What you will do: Print the data exactly, leaving nothing out.

Extracted entries:
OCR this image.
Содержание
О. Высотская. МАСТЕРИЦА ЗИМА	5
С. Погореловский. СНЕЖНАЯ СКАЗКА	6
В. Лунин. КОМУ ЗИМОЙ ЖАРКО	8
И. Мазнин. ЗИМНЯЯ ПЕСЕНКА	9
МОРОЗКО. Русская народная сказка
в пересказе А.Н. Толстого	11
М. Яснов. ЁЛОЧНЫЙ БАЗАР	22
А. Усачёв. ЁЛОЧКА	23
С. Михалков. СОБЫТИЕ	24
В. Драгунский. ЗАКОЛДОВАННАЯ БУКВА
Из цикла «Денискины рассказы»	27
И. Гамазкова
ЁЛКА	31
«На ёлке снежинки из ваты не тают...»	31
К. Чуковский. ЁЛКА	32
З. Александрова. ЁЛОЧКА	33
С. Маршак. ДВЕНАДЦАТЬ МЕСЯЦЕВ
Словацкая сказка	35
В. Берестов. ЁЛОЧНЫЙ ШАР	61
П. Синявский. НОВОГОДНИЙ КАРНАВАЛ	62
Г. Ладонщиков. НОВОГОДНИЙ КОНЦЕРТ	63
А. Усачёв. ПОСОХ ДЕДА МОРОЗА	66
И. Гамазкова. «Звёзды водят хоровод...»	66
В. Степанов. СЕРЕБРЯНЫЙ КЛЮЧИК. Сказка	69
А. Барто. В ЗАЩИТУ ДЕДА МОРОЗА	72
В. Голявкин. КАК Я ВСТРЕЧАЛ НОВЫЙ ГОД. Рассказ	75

Task result:
OCR this image.
Содержание
О. Высотская. МАСТЕРИЦА ЗИМА	5
С. Погореловский. СНЕЖНАЯ СКАЗКА	6
В. Лунин. КОМУ ЗИМОЙ ЖАРКО	8
И. Мазнин. ЗИМНЯЯ ПЕСЕНКА	9
МОРОЗКО. Русская народная сказка
в пересказе А.Н. Толстого	11
М. Яснов. ЁЛОЧНЫЙ БАЗАР	22
А. Усачёв. ЁЛОЧКА	23
С. Михалков. СОБЫТИЕ	24
В. Драгунский. ЗАКОЛДОВАННАЯ БУКВА
Из цикла «Денискины рассказы»	27
И. Гамазкова
ЁЛКА	31
«На ёлке снежинки из ваты не тают...»	31
К. Чуковский. ЁЛКА	32
З. Александрова. ЁЛОЧКА	33
С. Маршак. ДВЕНАДЦАТЬ МЕСЯЦЕВ
Словацкая сказка	35
В. Берестов. ЁЛОЧНЫЙ ШАР	61
П. Синявский. НОВОГОДНИЙ КАРНАВАЛ	62
Г. Ладонщиков. НОВОГОДНИЙ КОНЦЕРТ	63
А. Усачёв. ПОСОХ ДЕДА МОРОЗА	66
И. Гамазкова. «Звёзды водят хоровод...»	66
В. Степанов. СЕРЕБРЯНЫЙ КЛЮЧИК. Сказка	69
А. Барто. В ЗАЩИТУ ДЕДА МОРОЗА	72
В. Голявкин. КАК Я ВСТРЕЧАЛ НОВЫЙ ГОД. Рассказ	75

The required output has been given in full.